(What is asked):
Reproduce the entries below word for word, starting at the line that contains "What elements are" and ending at the line that contains "anomaly-level [441,619,477,649]". Leave out the picture.

──────── Stored rows ────────

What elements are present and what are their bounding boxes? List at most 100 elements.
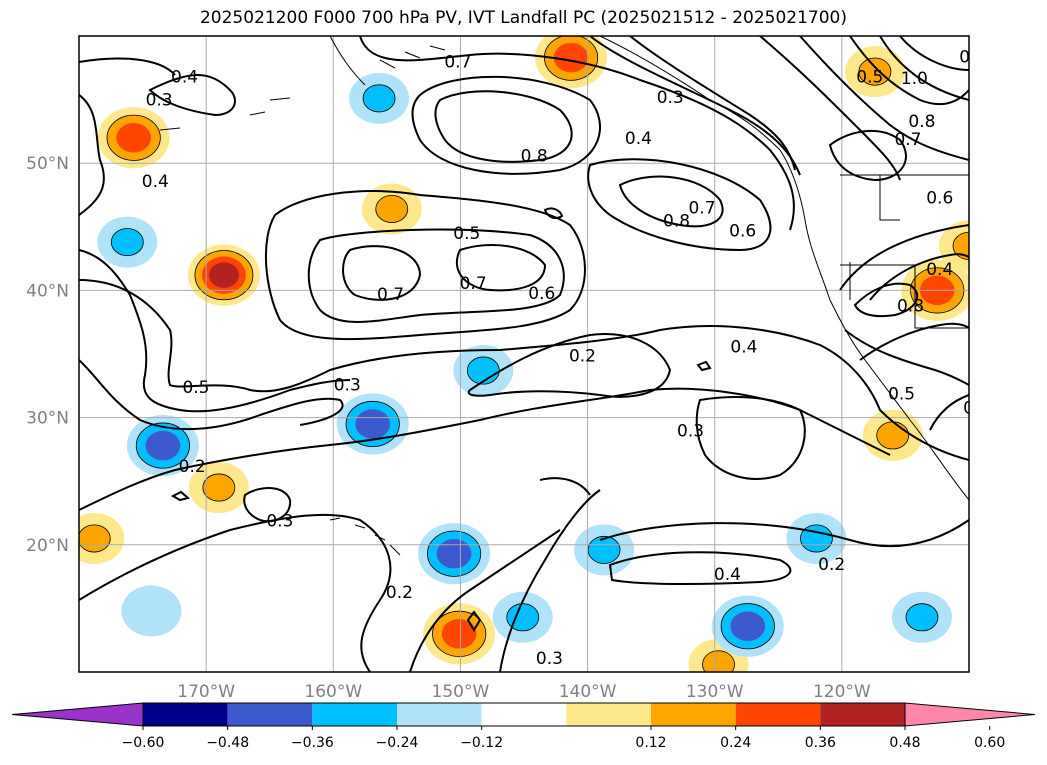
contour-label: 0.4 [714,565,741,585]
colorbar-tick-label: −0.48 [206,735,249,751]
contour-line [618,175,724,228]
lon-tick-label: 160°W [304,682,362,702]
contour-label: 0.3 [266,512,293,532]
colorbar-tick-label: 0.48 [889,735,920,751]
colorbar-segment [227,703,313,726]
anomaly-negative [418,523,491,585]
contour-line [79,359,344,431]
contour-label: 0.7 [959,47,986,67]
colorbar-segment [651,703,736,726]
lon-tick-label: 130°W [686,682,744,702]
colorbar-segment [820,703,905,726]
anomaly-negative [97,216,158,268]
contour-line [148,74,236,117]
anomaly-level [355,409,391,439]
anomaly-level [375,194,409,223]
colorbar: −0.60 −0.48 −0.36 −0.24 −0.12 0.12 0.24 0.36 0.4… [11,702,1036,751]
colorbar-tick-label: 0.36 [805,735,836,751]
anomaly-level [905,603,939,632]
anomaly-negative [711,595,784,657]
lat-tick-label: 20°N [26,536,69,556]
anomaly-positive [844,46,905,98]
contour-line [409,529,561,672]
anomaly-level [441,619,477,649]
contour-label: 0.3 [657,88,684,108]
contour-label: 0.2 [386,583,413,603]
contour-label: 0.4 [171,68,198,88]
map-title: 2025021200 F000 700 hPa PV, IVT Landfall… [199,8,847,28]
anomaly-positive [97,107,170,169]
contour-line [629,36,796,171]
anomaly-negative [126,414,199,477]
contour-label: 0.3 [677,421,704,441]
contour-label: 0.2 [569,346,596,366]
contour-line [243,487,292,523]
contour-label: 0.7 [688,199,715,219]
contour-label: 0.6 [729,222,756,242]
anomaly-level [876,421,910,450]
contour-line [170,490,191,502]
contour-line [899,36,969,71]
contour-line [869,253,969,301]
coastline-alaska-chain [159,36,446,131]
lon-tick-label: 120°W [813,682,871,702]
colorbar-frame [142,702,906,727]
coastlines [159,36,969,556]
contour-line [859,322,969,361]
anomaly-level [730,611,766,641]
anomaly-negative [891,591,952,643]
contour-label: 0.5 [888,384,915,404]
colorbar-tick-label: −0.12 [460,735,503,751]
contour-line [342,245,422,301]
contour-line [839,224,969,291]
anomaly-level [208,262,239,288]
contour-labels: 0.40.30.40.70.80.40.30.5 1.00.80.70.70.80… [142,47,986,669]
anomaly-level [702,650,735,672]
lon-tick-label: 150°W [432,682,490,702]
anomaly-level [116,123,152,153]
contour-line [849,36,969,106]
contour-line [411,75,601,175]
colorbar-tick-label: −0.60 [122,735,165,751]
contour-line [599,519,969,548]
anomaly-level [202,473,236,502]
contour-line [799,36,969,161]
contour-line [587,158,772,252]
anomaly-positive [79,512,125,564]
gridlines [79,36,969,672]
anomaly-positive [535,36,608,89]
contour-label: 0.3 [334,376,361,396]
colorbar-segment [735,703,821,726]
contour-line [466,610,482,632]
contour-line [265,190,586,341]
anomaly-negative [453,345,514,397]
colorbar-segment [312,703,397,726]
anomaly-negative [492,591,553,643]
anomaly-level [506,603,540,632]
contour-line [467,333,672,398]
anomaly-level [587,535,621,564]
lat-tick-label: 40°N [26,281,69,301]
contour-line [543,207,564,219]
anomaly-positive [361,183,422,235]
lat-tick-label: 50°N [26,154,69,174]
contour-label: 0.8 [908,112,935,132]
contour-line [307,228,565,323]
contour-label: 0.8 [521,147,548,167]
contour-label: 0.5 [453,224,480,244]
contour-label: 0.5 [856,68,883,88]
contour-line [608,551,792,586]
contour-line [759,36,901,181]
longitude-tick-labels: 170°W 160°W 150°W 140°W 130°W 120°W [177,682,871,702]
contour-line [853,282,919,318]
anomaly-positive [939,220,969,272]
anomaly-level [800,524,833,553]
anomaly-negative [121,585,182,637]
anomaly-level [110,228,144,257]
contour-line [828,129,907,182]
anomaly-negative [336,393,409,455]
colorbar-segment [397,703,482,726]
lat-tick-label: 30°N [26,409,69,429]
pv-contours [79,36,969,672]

────────
──────── Stored rows ────────

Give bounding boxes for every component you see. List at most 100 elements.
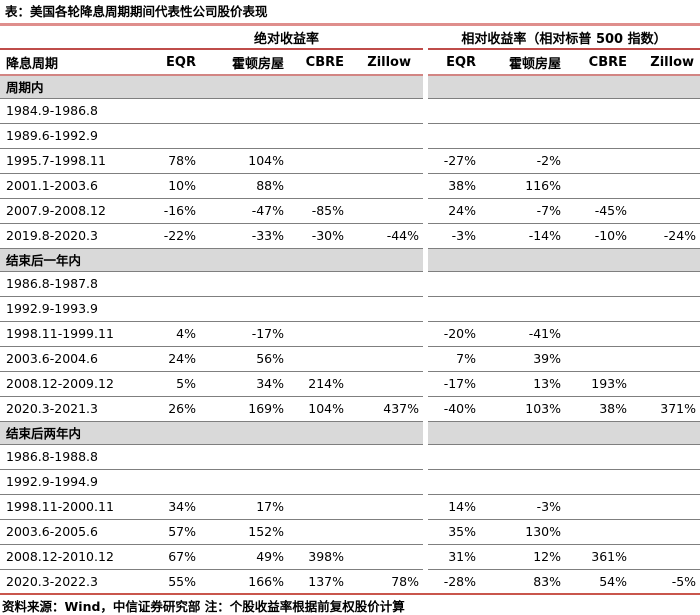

────────
──────── Stored rows ────────

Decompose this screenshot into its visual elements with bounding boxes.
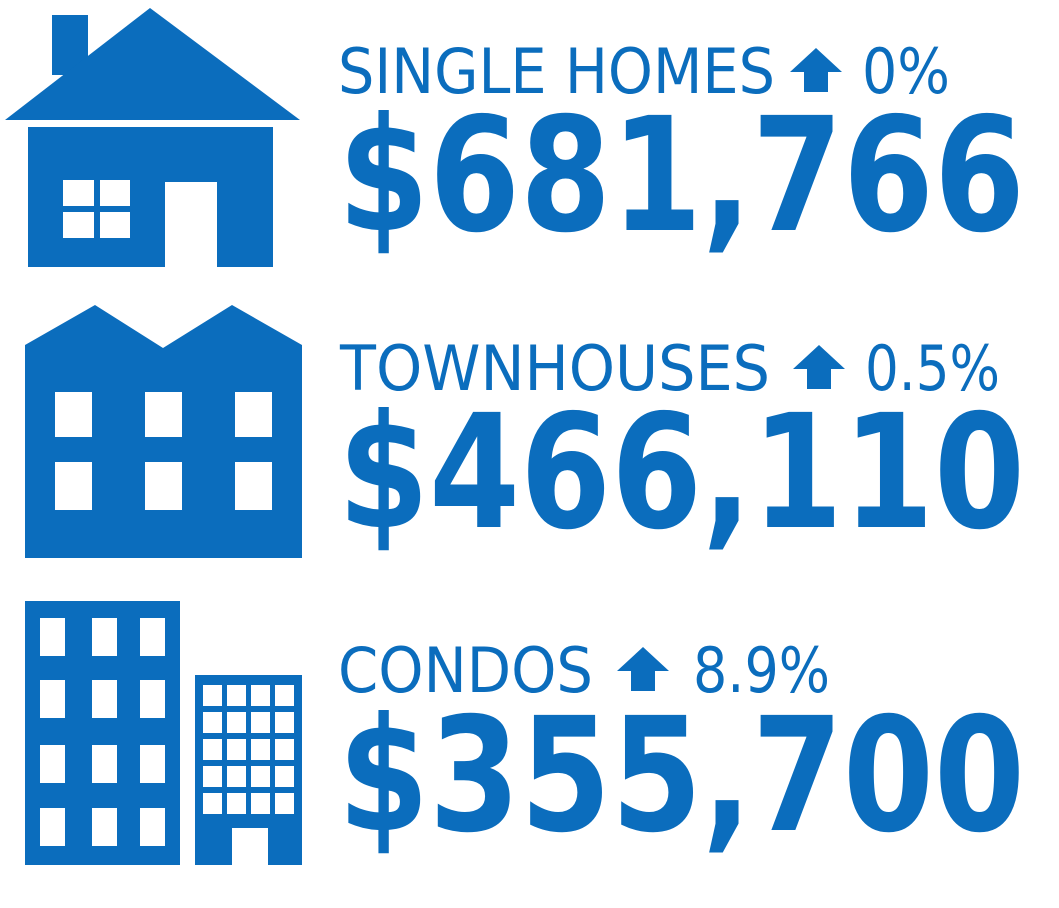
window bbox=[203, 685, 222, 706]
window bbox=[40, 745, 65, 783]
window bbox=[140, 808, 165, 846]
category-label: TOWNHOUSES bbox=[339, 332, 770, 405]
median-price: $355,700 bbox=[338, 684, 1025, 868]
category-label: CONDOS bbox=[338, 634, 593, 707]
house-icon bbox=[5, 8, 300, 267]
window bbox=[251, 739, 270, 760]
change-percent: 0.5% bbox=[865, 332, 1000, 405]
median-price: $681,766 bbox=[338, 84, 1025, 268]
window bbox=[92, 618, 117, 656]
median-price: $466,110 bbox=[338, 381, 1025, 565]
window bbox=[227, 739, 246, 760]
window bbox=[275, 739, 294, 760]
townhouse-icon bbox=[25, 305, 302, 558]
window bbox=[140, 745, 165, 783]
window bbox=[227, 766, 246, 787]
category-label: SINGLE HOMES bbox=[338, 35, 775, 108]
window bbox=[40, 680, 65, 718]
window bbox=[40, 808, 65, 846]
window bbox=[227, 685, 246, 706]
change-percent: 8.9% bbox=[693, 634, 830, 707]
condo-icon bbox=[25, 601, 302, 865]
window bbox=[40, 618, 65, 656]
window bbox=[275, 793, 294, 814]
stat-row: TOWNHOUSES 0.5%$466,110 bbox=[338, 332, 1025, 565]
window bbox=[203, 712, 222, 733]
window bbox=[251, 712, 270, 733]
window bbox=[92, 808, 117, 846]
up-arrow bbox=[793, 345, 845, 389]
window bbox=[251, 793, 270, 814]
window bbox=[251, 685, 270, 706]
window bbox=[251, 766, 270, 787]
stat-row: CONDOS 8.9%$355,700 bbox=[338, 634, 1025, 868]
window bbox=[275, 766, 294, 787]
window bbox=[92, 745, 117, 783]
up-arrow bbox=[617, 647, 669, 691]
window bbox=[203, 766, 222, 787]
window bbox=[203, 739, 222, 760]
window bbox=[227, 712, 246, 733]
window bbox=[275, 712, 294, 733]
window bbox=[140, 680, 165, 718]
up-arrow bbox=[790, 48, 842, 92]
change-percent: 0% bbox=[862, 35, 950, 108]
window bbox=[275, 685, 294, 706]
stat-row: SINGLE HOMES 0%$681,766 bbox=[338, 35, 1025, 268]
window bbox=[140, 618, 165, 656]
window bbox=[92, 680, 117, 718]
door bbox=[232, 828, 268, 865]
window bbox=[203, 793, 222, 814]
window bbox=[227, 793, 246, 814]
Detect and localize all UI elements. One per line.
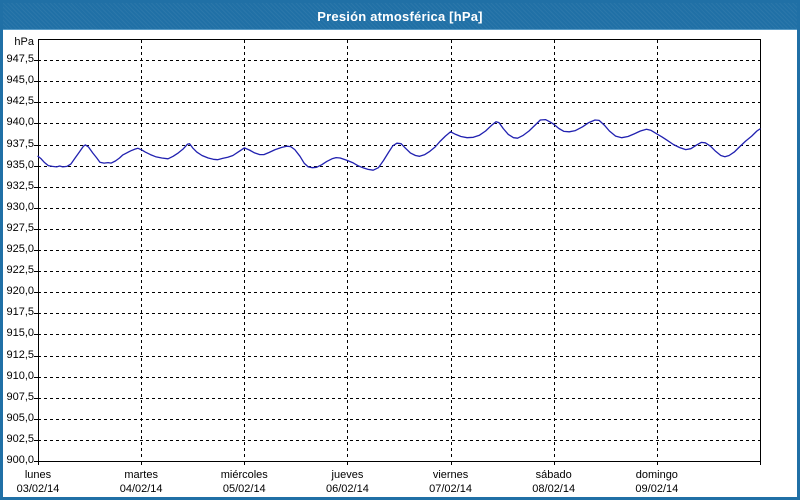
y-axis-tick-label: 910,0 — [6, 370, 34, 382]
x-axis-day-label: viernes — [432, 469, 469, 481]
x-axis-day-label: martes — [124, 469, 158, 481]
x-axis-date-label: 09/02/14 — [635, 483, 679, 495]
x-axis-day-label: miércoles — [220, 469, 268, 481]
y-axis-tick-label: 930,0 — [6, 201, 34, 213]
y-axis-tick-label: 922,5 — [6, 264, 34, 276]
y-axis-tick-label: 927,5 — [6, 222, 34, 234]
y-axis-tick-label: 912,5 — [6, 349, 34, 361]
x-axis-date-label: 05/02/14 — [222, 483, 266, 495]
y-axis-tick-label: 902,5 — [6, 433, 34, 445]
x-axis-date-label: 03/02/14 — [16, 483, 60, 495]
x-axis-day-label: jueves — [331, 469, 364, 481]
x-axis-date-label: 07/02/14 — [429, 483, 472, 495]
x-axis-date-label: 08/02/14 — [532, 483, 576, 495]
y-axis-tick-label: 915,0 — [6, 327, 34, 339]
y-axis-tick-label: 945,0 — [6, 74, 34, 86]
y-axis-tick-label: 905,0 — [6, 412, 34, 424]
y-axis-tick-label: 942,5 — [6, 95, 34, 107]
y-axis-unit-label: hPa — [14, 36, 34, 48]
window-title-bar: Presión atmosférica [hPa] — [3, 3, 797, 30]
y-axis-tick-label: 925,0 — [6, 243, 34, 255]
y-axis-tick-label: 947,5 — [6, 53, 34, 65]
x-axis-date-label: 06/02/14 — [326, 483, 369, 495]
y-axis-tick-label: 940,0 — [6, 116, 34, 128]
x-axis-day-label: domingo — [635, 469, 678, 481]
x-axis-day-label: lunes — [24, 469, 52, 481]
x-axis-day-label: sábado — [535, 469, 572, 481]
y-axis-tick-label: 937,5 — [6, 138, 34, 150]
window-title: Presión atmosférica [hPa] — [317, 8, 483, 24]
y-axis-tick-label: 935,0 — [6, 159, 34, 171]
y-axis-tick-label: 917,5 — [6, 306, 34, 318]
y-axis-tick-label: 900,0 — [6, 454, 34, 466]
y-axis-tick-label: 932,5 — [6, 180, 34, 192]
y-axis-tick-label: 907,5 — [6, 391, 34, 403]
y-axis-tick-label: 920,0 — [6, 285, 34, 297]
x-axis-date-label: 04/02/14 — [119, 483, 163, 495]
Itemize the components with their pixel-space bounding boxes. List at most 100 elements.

────────

(Task solution):
What elements are present and what are their bounding boxes? List at most 100 elements.
contour-label: 0.4 [714,565,741,585]
colorbar-tick-label: −0.48 [206,735,249,751]
contour-line [618,175,724,228]
lon-tick-label: 160°W [304,682,362,702]
contour-label: 0.3 [266,512,293,532]
colorbar-tick-label: 0.48 [889,735,920,751]
colorbar-segment [227,703,313,726]
anomaly-negative [418,523,491,585]
contour-line [79,359,344,431]
contour-label: 0.7 [959,47,986,67]
colorbar-segment [651,703,736,726]
lon-tick-label: 130°W [686,682,744,702]
colorbar-segment [820,703,905,726]
anomaly-negative [97,216,158,268]
contour-line [148,74,236,117]
anomaly-level [355,409,391,439]
anomaly-level [375,194,409,223]
colorbar: −0.60 −0.48 −0.36 −0.24 −0.12 0.12 0.24 0.36 0.4… [11,702,1036,751]
colorbar-tick-label: 0.36 [805,735,836,751]
anomaly-level [905,603,939,632]
anomaly-negative [711,595,784,657]
lat-tick-label: 20°N [26,536,69,556]
anomaly-positive [844,46,905,98]
contour-line [409,529,561,672]
anomaly-level [441,619,477,649]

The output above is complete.